**Aim**
Tally up the lines where the string "dishes" appears; reply with the number only.

....................

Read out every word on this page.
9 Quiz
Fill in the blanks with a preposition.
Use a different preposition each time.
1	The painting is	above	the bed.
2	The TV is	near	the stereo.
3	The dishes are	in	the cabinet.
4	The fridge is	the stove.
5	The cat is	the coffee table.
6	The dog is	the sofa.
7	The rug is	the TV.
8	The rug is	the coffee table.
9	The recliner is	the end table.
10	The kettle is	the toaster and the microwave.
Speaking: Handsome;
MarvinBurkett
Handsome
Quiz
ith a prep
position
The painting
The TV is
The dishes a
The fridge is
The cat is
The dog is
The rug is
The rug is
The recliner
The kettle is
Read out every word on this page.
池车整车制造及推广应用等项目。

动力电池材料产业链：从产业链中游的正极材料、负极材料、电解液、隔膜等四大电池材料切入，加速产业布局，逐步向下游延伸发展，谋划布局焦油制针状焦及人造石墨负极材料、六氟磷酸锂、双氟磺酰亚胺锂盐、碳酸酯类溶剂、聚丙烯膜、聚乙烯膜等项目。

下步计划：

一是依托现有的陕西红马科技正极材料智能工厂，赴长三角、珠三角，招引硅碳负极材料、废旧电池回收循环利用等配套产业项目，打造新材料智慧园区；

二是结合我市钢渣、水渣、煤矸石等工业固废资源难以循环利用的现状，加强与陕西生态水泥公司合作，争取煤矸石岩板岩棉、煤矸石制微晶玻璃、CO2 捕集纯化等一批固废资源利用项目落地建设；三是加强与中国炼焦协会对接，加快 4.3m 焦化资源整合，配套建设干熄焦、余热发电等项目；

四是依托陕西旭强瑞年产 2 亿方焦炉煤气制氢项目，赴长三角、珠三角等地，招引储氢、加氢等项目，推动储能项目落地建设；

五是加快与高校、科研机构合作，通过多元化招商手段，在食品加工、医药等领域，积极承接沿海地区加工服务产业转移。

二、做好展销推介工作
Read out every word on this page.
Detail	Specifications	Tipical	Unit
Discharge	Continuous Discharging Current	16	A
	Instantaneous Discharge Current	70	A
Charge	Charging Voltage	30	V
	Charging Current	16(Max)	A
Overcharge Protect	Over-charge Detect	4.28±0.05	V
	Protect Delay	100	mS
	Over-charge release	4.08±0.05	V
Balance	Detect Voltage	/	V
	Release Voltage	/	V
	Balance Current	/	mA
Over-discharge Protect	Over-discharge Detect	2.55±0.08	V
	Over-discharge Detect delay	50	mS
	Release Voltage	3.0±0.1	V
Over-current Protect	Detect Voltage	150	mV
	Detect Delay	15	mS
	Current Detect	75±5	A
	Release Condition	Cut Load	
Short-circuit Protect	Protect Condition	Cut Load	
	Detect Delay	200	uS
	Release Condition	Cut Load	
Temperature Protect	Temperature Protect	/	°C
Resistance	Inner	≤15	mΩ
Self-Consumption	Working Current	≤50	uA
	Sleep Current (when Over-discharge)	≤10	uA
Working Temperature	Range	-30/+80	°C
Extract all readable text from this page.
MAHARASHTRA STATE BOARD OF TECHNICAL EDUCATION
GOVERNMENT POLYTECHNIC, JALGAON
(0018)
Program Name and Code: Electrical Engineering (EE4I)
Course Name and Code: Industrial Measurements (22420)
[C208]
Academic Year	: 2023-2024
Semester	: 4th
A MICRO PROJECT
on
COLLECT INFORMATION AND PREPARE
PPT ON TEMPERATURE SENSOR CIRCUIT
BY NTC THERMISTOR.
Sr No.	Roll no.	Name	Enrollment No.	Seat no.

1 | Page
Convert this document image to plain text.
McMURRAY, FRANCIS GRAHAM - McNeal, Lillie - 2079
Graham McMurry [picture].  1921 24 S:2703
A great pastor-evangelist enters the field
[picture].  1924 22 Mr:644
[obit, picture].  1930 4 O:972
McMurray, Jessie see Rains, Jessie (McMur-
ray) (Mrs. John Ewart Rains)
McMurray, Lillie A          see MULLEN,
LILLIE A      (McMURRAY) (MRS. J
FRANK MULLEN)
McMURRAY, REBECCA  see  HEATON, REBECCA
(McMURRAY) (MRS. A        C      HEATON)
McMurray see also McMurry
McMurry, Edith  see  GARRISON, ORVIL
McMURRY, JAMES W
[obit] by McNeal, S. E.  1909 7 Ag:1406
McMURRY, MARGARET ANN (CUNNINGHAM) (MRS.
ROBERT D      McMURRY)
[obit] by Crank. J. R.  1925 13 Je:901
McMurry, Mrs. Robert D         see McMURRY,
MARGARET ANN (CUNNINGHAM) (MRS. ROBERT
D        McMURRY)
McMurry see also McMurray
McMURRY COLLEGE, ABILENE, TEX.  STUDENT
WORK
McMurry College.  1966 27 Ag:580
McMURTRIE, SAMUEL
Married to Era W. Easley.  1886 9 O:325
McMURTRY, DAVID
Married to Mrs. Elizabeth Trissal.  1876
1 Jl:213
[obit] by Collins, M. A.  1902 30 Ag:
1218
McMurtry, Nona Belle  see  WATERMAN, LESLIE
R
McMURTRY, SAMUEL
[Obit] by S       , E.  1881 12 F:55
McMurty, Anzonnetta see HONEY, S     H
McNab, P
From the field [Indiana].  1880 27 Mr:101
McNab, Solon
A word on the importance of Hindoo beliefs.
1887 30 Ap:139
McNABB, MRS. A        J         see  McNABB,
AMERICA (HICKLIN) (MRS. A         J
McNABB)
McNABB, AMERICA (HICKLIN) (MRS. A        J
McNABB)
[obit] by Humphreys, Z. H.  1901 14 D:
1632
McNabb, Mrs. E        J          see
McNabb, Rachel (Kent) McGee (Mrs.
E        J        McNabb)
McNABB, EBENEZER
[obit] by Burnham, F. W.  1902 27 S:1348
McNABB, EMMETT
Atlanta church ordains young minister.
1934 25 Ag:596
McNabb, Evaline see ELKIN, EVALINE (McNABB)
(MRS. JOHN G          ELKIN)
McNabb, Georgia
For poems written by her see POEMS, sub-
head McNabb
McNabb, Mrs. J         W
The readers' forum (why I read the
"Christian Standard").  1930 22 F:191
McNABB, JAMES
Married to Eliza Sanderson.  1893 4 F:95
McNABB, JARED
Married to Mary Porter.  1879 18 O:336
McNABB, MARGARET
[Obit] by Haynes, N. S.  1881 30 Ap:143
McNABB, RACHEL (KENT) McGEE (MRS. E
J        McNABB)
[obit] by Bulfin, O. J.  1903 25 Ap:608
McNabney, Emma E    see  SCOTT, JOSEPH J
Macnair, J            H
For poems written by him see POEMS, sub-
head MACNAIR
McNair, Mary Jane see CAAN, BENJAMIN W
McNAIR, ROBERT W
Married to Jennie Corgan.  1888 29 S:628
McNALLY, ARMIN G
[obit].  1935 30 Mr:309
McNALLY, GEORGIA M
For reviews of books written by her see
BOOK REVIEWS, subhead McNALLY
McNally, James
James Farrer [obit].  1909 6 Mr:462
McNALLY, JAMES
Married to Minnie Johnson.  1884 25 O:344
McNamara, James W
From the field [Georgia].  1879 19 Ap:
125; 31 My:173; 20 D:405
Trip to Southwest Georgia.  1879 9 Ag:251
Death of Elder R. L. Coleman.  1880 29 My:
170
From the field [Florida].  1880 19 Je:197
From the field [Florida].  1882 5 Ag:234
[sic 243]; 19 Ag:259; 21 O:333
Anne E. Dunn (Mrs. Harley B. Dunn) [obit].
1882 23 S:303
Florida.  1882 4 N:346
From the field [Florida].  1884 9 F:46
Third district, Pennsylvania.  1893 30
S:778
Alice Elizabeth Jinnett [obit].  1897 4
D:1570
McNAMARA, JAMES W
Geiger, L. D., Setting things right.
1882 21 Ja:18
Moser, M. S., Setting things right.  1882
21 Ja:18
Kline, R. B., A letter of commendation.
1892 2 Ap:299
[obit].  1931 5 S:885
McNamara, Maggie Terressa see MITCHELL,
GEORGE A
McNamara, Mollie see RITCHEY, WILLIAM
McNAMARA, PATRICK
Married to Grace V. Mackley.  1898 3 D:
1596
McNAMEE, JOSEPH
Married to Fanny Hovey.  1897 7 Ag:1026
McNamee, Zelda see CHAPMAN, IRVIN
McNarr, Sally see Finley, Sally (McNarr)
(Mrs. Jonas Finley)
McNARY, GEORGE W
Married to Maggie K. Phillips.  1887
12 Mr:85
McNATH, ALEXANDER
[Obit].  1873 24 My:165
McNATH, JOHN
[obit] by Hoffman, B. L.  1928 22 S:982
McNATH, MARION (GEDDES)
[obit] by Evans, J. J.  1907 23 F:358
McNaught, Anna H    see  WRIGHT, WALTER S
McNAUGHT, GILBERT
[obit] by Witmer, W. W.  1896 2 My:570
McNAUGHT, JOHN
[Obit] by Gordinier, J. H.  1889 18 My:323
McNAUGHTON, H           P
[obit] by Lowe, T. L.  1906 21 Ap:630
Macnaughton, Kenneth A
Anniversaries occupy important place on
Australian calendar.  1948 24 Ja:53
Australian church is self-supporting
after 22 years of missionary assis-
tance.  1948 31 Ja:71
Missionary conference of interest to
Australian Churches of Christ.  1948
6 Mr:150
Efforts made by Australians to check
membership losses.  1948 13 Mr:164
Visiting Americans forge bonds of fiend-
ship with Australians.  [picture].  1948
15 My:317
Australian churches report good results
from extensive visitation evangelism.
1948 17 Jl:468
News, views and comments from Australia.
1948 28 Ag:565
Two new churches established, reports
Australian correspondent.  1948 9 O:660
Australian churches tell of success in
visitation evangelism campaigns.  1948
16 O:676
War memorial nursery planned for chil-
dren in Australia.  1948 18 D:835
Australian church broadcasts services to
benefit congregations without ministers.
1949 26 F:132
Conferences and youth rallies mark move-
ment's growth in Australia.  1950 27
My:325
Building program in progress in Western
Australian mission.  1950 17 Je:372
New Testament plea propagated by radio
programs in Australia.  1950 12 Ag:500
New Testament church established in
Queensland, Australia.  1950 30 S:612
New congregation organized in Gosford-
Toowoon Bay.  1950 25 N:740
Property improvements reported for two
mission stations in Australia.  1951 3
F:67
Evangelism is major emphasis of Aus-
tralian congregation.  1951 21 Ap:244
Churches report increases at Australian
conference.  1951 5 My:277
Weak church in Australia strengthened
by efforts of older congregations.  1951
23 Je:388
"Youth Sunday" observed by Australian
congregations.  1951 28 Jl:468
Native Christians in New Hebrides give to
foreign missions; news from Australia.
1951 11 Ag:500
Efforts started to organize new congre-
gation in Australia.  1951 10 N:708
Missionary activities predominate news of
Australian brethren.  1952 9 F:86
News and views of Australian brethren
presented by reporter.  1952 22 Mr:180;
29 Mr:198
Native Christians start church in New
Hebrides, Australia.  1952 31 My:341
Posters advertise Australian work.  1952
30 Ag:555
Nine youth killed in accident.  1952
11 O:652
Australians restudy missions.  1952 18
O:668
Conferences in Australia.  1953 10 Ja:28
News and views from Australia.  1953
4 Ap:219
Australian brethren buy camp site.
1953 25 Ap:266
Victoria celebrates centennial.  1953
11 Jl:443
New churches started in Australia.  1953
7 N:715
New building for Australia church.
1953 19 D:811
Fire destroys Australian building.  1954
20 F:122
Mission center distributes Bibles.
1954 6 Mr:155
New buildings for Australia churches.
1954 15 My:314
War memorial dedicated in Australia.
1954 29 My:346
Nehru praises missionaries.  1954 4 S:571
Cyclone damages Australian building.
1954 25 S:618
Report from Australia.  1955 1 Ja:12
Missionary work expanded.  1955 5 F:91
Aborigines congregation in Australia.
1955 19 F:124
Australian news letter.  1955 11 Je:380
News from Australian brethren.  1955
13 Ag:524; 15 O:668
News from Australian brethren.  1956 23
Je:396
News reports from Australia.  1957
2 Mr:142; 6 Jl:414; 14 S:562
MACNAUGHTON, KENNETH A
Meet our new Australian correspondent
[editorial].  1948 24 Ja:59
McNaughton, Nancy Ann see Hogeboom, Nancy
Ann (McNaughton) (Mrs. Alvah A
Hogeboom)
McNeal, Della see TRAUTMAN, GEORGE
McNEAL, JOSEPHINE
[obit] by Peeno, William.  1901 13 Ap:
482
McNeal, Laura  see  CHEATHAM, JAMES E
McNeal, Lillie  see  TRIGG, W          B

....................

**Answer to the problem**
2